[A block of data]
++++++
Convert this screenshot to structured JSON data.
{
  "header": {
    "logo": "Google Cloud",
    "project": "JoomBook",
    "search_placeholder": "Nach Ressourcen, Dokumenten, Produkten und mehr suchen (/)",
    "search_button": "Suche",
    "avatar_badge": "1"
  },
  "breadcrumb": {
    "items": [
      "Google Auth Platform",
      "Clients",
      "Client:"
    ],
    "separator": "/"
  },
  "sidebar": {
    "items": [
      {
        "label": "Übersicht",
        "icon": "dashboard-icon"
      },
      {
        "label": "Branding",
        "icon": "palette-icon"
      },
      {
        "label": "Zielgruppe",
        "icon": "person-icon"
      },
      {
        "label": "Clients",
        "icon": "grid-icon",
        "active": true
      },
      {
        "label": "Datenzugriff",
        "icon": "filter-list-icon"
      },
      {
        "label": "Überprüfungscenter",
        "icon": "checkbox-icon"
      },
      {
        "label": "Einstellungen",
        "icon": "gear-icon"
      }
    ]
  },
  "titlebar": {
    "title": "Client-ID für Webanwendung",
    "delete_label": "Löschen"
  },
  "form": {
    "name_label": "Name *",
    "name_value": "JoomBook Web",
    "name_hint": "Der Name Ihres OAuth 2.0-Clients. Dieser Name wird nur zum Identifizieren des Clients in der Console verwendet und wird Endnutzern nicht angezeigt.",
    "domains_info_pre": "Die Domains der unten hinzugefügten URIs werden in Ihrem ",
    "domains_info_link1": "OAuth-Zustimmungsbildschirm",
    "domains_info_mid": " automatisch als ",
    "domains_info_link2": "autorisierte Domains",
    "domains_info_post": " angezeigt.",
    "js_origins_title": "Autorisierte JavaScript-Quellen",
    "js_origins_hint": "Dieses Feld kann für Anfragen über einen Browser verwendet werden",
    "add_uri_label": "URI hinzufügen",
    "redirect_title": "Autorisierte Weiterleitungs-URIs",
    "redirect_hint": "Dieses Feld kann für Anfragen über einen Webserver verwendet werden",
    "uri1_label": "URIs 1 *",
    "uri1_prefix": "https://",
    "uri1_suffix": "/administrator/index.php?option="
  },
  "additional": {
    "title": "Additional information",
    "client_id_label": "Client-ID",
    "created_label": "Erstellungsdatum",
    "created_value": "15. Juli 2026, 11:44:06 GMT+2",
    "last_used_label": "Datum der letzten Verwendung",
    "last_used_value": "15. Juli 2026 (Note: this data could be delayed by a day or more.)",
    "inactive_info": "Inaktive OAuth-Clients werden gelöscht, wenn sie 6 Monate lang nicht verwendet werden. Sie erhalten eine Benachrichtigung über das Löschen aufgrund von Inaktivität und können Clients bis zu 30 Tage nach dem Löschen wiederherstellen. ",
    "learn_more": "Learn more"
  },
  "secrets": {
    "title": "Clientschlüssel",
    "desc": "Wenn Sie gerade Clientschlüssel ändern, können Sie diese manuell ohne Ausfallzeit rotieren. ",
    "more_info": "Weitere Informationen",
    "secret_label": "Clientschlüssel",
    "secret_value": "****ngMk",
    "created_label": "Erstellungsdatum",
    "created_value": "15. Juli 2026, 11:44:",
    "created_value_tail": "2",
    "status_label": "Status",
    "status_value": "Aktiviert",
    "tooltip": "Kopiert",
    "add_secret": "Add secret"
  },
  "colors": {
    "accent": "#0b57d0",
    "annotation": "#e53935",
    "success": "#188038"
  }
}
++++++
▸ WHAT YOU ARE ASKED TO DO: Repeat every record, keeping each word and mark exactly as it is.

▸ SOLUTION TO THIS TASK:
Convert this screenshot to structured JSON data.
{
  "header": {
    "logo": "Google Cloud",
    "project": "JoomBook",
    "search_placeholder": "Nach Ressourcen, Dokumenten, Produkten und mehr suchen (/)",
    "search_button": "Suche",
    "avatar_badge": "1"
  },
  "breadcrumb": {
    "items": [
      "Google Auth Platform",
      "Clients",
      "Client:"
    ],
    "separator": "/"
  },
  "sidebar": {
    "items": [
      {
        "label": "Übersicht",
        "icon": "dashboard-icon"
      },
      {
        "label": "Branding",
        "icon": "palette-icon"
      },
      {
        "label": "Zielgruppe",
        "icon": "person-icon"
      },
      {
        "label": "Clients",
        "icon": "grid-icon",
        "active": true
      },
      {
        "label": "Datenzugriff",
        "icon": "filter-list-icon"
      },
      {
        "label": "Überprüfungscenter",
        "icon": "checkbox-icon"
      },
      {
        "label": "Einstellungen",
        "icon": "gear-icon"
      }
    ]
  },
  "titlebar": {
    "title": "Client-ID für Webanwendung",
    "delete_label": "Löschen"
  },
  "form": {
    "name_label": "Name *",
    "name_value": "JoomBook Web",
    "name_hint": "Der Name Ihres OAuth 2.0-Clients. Dieser Name wird nur zum Identifizieren des Clients in der Console verwendet und wird Endnutzern nicht angezeigt.",
    "domains_info_pre": "Die Domains der unten hinzugefügten URIs werden in Ihrem ",
    "domains_info_link1": "OAuth-Zustimmungsbildschirm",
    "domains_info_mid": " automatisch als ",
    "domains_info_link2": "autorisierte Domains",
    "domains_info_post": " angezeigt.",
    "js_origins_title": "Autorisierte JavaScript-Quellen",
    "js_origins_hint": "Dieses Feld kann für Anfragen über einen Browser verwendet werden",
    "add_uri_label": "URI hinzufügen",
    "redirect_title": "Autorisierte Weiterleitungs-URIs",
    "redirect_hint": "Dieses Feld kann für Anfragen über einen Webserver verwendet werden",
    "uri1_label": "URIs 1 *",
    "uri1_prefix": "https://",
    "uri1_suffix": "/administrator/index.php?option="
  },
  "additional": {
    "title": "Additional information",
    "client_id_label": "Client-ID",
    "created_label": "Erstellungsdatum",
    "created_value": "15. Juli 2026, 11:44:06 GMT+2",
    "last_used_label": "Datum der letzten Verwendung",
    "last_used_value": "15. Juli 2026 (Note: this data could be delayed by a day or more.)",
    "inactive_info": "Inaktive OAuth-Clients werden gelöscht, wenn sie 6 Monate lang nicht verwendet werden. Sie erhalten eine Benachrichtigung über das Löschen aufgrund von Inaktivität und können Clients bis zu 30 Tage nach dem Löschen wiederherstellen. ",
    "learn_more": "Learn more"
  },
  "secrets": {
    "title": "Clientschlüssel",
    "desc": "Wenn Sie gerade Clientschlüssel ändern, können Sie diese manuell ohne Ausfallzeit rotieren. ",
    "more_info": "Weitere Informationen",
    "secret_label": "Clientschlüssel",
    "secret_value": "****ngMk",
    "created_label": "Erstellungsdatum",
    "created_value": "15. Juli 2026, 11:44:",
    "created_value_tail": "2",
    "status_label": "Status",
    "status_value": "Aktiviert",
    "tooltip": "Kopiert",
    "add_secret": "Add secret"
  },
  "colors": {
    "accent": "#0b57d0",
    "annotation": "#e53935",
    "success": "#188038"
  }
}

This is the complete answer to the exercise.